What is asked: Return everything from the line containing "Output each element and its [x0, y0, x1, y1]" down to the line containing "395, 923, 409]", copied exactly with both of those lines included.

Listing:
-- Start --

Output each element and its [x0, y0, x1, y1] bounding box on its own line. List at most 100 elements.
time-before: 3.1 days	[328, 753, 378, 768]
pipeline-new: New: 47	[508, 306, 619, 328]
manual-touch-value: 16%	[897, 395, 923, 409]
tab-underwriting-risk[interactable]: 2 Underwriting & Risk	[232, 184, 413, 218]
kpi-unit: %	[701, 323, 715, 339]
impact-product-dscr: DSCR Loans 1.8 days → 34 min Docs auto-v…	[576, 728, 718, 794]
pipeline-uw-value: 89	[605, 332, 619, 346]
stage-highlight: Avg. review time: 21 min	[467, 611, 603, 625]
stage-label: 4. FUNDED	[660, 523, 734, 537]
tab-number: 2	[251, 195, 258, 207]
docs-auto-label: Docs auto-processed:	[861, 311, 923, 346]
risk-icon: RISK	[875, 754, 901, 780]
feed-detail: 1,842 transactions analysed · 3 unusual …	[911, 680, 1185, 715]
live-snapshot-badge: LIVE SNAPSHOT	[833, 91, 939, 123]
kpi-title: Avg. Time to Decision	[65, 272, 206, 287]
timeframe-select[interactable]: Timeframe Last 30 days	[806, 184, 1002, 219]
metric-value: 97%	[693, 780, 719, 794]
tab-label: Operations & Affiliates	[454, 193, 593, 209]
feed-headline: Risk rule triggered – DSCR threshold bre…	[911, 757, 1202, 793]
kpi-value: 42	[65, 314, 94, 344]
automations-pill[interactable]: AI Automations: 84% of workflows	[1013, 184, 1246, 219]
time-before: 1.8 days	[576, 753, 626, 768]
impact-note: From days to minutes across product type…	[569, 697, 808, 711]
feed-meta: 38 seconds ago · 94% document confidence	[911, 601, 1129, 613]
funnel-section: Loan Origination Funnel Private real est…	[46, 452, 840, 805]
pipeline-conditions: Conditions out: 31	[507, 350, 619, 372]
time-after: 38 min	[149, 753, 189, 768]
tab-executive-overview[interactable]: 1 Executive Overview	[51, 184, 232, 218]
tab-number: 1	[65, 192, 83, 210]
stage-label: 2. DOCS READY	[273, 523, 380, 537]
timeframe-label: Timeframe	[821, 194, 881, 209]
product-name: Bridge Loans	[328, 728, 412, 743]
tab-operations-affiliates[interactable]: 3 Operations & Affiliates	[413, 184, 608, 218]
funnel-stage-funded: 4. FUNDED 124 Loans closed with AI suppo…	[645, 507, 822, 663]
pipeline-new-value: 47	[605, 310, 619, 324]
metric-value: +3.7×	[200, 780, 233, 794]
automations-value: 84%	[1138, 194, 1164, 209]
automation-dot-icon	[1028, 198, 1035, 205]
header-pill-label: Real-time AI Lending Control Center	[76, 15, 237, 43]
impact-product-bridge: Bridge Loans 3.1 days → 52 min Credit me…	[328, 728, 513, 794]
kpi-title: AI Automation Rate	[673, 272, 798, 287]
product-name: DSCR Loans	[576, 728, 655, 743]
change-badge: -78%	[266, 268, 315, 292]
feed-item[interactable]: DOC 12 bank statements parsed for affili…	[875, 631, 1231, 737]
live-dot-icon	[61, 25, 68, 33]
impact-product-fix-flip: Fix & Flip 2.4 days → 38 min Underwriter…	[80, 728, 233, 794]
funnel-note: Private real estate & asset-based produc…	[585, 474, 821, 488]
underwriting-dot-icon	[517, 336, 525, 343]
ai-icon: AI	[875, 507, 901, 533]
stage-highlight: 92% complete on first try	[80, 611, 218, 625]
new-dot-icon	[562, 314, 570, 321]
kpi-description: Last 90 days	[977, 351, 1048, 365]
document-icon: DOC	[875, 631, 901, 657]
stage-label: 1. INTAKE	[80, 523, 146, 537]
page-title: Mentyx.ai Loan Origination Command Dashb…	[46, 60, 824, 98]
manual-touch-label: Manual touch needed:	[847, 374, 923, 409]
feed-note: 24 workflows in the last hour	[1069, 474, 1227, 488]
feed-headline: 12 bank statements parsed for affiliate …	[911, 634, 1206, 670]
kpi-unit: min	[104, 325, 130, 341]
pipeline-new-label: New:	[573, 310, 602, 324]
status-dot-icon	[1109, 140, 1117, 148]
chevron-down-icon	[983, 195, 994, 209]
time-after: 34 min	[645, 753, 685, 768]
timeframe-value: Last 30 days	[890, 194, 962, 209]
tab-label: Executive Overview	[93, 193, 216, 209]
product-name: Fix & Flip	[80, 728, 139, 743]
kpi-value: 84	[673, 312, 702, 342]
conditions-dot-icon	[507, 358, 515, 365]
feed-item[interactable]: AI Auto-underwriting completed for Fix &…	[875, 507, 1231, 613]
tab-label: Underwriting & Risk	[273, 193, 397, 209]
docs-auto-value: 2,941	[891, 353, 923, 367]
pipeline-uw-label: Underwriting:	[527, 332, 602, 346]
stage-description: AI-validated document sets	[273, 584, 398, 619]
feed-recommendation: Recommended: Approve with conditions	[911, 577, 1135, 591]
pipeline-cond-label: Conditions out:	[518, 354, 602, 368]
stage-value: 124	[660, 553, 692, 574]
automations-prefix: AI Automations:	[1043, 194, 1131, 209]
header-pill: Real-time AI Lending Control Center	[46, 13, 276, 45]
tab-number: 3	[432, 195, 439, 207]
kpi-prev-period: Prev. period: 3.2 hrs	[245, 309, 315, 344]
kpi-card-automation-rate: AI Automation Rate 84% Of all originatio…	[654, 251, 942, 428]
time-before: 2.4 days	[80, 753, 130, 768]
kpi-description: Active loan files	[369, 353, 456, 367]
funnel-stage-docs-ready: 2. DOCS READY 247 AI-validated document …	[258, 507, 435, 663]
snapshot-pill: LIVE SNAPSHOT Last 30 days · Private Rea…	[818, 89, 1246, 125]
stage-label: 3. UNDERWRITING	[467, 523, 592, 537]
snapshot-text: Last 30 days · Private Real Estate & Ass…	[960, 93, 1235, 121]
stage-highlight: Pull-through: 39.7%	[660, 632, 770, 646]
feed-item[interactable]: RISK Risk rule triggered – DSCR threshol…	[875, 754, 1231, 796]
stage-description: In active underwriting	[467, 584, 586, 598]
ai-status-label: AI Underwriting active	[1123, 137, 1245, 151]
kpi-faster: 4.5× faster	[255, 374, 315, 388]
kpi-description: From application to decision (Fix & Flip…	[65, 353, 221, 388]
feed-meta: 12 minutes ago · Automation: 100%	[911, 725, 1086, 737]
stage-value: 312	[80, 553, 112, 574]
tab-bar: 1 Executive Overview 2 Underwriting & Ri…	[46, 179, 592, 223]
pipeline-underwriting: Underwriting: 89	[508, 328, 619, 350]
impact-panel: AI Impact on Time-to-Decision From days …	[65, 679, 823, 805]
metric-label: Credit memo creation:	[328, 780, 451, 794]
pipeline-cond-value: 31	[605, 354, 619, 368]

-- End --
-- Start --

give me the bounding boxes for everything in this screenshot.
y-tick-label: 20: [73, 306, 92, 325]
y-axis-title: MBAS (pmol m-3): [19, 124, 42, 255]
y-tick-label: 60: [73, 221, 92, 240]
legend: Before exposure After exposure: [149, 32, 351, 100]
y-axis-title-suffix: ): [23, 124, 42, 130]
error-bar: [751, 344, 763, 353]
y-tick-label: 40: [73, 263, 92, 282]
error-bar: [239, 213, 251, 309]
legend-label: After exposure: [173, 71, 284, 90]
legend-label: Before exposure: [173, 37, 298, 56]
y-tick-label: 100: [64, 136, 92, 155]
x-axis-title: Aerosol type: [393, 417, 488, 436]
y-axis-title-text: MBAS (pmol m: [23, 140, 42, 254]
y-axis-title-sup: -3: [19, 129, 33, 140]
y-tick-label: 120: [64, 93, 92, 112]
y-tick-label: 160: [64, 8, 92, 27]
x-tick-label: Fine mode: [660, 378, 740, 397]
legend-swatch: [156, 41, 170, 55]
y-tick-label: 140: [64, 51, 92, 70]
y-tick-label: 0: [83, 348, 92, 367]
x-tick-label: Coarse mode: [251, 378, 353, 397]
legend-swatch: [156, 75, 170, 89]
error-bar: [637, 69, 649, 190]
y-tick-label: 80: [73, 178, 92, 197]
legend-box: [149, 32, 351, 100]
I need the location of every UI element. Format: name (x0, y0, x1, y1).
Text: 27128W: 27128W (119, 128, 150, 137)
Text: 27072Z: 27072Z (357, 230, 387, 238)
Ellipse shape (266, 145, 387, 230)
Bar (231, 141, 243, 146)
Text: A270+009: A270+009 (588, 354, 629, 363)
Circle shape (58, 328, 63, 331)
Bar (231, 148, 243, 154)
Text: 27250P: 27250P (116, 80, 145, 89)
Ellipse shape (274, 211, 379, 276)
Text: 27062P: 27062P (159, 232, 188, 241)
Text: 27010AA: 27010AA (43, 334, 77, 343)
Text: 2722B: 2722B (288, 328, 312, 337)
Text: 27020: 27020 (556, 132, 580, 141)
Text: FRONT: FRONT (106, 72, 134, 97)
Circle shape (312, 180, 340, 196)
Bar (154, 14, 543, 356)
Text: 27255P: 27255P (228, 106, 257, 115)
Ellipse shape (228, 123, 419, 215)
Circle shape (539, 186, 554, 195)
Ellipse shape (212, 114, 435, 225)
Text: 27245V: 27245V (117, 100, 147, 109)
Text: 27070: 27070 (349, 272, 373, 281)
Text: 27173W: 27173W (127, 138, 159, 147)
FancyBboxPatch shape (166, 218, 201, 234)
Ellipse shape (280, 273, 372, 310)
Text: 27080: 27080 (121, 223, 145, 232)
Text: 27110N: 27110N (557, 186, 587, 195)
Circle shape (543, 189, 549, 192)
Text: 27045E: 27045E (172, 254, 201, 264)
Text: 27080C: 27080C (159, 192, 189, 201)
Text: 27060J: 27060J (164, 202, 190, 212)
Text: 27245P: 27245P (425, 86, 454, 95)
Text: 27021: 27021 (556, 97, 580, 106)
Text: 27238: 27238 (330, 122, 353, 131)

-- End --
-- Start --

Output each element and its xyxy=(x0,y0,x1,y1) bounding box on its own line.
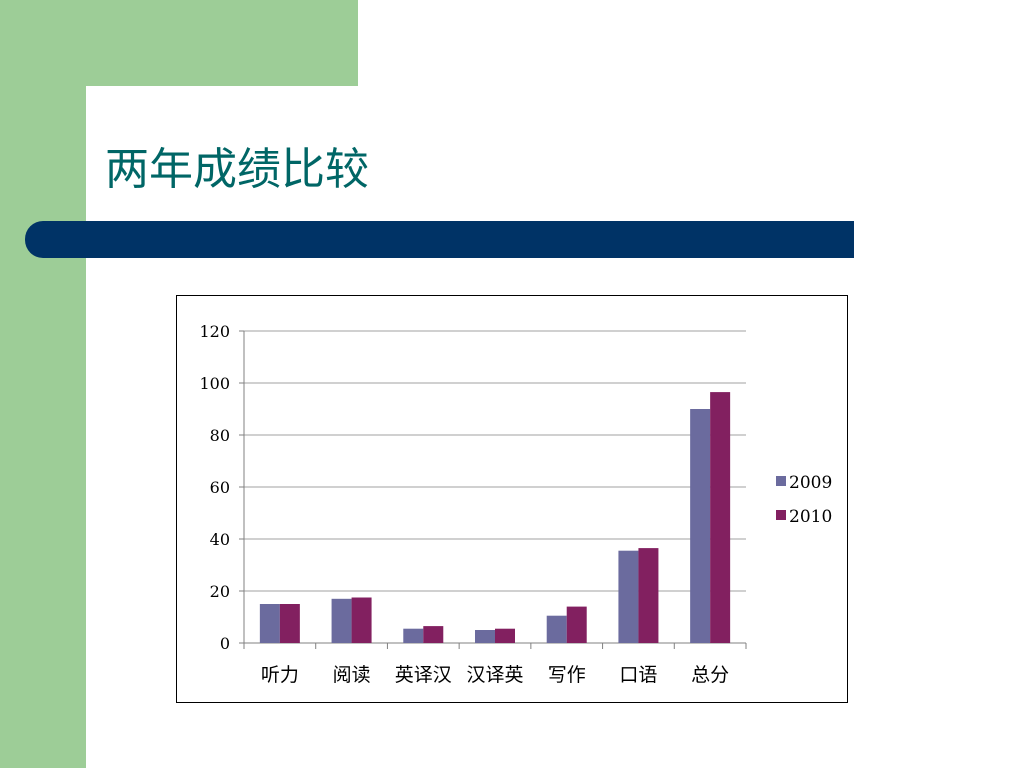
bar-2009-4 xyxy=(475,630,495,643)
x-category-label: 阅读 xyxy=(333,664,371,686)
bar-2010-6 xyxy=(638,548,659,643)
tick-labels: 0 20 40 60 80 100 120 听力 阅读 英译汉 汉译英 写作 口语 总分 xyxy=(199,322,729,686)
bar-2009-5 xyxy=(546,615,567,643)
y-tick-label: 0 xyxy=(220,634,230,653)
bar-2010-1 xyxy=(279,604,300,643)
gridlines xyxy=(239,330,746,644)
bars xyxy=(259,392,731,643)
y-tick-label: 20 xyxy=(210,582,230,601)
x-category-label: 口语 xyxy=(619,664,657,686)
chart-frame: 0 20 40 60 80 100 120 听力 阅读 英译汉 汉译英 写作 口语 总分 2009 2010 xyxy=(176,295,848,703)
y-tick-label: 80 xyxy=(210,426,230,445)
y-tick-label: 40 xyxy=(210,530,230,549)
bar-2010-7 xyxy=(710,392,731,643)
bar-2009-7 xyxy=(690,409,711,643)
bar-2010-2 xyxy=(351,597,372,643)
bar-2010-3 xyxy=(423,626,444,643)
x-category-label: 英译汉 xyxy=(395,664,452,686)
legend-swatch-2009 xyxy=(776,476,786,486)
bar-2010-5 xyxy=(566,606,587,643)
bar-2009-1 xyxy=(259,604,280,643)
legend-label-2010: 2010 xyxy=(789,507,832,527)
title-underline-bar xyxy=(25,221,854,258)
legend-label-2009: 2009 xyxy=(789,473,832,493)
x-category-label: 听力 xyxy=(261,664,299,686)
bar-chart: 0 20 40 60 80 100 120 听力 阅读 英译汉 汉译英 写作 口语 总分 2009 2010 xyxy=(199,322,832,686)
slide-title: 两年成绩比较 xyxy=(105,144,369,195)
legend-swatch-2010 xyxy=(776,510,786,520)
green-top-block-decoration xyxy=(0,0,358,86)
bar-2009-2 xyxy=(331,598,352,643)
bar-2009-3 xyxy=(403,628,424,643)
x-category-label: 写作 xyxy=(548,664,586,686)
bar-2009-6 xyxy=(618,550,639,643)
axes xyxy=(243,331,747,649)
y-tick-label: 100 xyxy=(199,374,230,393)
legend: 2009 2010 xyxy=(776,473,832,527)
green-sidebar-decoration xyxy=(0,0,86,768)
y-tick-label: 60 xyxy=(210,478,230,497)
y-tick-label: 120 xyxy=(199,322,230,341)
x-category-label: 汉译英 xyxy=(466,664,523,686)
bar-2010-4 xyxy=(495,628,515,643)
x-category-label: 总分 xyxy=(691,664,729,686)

-- End --

Result of the task:
Output each element and its [x0, y0, x1, y1] bounding box on its own line. List at most 100 elements.
time-before: 3.1 days	[328, 753, 378, 768]
pipeline-new: New: 47	[508, 306, 619, 328]
manual-touch-value: 16%	[897, 395, 923, 409]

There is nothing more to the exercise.